-------- RECORDS FOR THE TASK

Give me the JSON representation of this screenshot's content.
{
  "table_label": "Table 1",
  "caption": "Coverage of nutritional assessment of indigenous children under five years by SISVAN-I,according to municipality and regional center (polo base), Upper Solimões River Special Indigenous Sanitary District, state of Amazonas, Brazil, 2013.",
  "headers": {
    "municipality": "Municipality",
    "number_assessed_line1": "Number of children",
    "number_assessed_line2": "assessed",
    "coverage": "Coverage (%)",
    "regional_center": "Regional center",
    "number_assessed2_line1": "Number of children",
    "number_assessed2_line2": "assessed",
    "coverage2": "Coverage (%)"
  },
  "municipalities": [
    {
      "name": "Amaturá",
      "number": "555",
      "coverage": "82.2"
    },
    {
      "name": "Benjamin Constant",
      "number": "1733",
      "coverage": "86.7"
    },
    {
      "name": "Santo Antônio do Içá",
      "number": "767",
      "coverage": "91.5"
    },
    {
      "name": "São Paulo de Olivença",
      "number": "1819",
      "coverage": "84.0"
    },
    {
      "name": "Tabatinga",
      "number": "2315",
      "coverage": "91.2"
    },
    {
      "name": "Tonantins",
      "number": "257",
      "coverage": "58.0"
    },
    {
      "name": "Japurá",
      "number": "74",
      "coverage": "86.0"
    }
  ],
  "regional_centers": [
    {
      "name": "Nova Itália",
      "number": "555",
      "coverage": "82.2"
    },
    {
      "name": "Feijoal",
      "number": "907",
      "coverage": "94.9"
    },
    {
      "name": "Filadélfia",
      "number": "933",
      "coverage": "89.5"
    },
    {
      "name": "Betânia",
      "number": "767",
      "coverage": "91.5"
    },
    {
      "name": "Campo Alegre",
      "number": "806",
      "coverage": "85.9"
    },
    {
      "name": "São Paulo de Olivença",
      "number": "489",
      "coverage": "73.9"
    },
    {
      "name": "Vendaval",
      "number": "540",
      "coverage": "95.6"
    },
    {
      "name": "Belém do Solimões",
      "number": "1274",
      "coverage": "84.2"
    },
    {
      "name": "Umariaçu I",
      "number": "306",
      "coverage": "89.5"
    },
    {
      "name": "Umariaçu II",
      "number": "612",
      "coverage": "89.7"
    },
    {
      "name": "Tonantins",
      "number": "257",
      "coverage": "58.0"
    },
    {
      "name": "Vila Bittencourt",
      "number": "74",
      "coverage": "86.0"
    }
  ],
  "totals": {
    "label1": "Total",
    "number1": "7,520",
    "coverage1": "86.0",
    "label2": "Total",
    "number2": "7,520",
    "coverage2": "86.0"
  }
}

----------------

REQUIRED TASK »
Return every line above that contains the word "Solimões".

TASK OUTPUT »
  "caption": "Coverage of nutritional assessment of indigenous children under five years by SISVAN-I,according to municipality and regional center (polo base), Upper Solimões River Special Indigenous Sanitary District, state of Amazonas, Brazil, 2013.",
      "name": "Belém do Solimões",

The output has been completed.